§ **ページ抜粋**:
= = = = = = =

お父さんための子育て法
(新潟青陵大学大学院碓井真史)心理学 総合案内 こころの散歩道 (心理学講座)/心理学入門/父の日・父子関係
父の日に考える父子関係の心理学悩むお父さんへの子育てアドバイス |
あなたが、良い父親になりたいと本当に願っているなら、きっと大丈夫です。きっとなれます。まずは、願うことから始まるのですから。
でも、良い父になりたいと願っているのに、今まで思うようにいかないことも多々あったでしょうか。
生物学的には、母親がいて家族が始まります。しかし心理的、社会的には、父親が「これが私の家族だ」と宣言することで、家族が始まります。父親の役割は大きいのです。子どもの学校に出す書類の「保護者氏名」のところには、たいてい父親の名前を書きます。ということは、本当は保護者会は父親が集まるべき会でしょうか。
一言でいえば、「気は優しくて力持ち」の男性でしょう。
イメージとしては、暴風雨の吹きすさぶ嵐の中、自分の後ろに家族のみんなを集め、自分は先頭に立って家族の風除けとなり、後ろの家族を優しく気遣いながら、でも前を向き、力強く歩んでいる姿です。
「みんな、大丈夫か! 父さんがついてるぞ! しっかりしろ! 負けるな! しっかり後についてこい!」
こんなイメージです。
強い父親になろうとしているのに、
ただ怖いだけの父親になっている人もいます。 怒鳴るだけ、暴力をふ売るだけ、の父親では困ります。

= = = = = = =

§ **データ部分**:
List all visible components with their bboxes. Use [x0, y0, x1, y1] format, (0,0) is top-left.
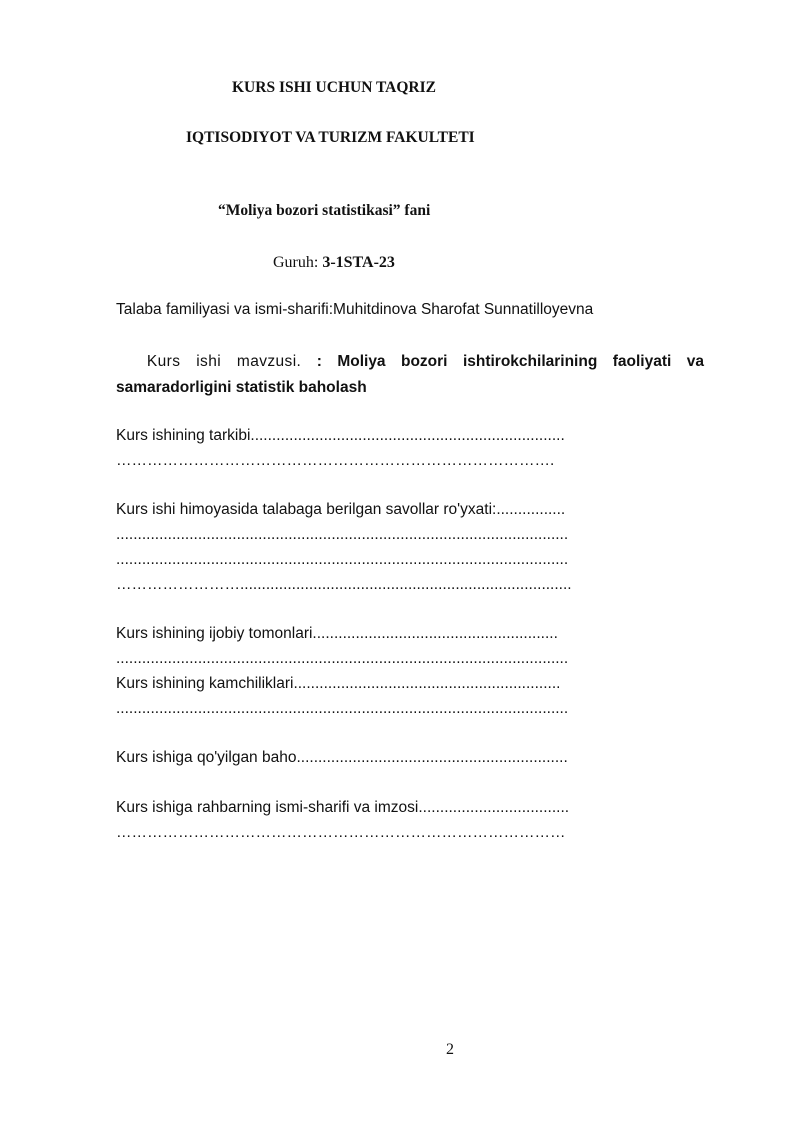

= = = = = = =

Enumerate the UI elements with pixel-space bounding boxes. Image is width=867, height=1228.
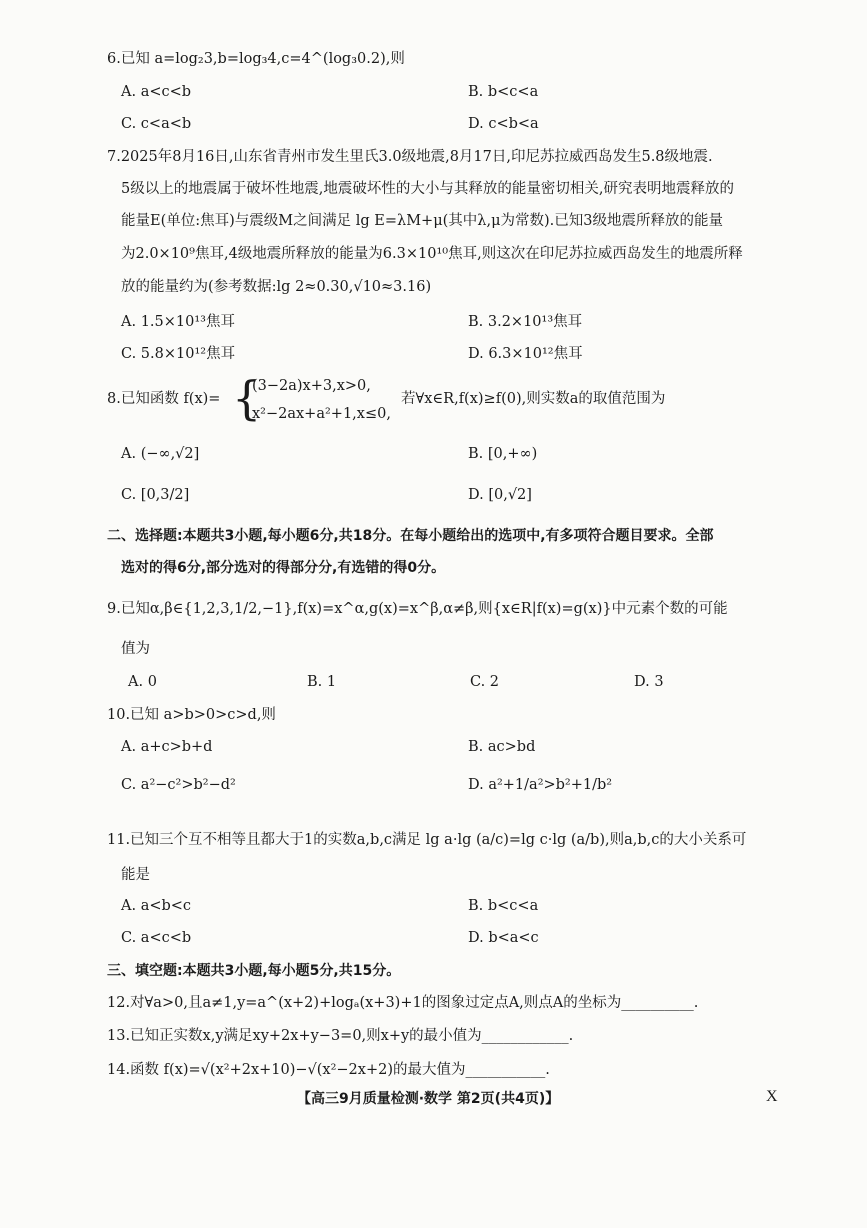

= = = = = = =

上にある父親の子育てについての文章を、一字も変えずに最初から最後まで書き写してください。

お父さんための子育て法
(新潟青陵大学大学院碓井真史)心理学 総合案内 こころの散歩道 (心理学講座)/心理学入門/父の日・父子関係
父の日に考える父子関係の心理学悩むお父さんへの子育てアドバイス |
あなたが、良い父親になりたいと本当に願っているなら、きっと大丈夫です。きっとなれます。まずは、願うことから始まるのですから。
でも、良い父になりたいと願っているのに、今まで思うようにいかないことも多々あったでしょうか。
生物学的には、母親がいて家族が始まります。しかし心理的、社会的には、父親が「これが私の家族だ」と宣言することで、家族が始まります。父親の役割は大きいのです。子どもの学校に出す書類の「保護者氏名」のところには、たいてい父親の名前を書きます。ということは、本当は保護者会は父親が集まるべき会でしょうか。
一言でいえば、「気は優しくて力持ち」の男性でしょう。
イメージとしては、暴風雨の吹きすさぶ嵐の中、自分の後ろに家族のみんなを集め、自分は先頭に立って家族の風除けとなり、後ろの家族を優しく気遣いながら、でも前を向き、力強く歩んでいる姿です。
「みんな、大丈夫か! 父さんがついてるぞ! しっかりしろ! 負けるな! しっかり後についてこい!」
こんなイメージです。
強い父親になろうとしているのに、
ただ怖いだけの父親になっている人もいます。 怒鳴るだけ、暴力をふ売るだけ、の父親では困ります。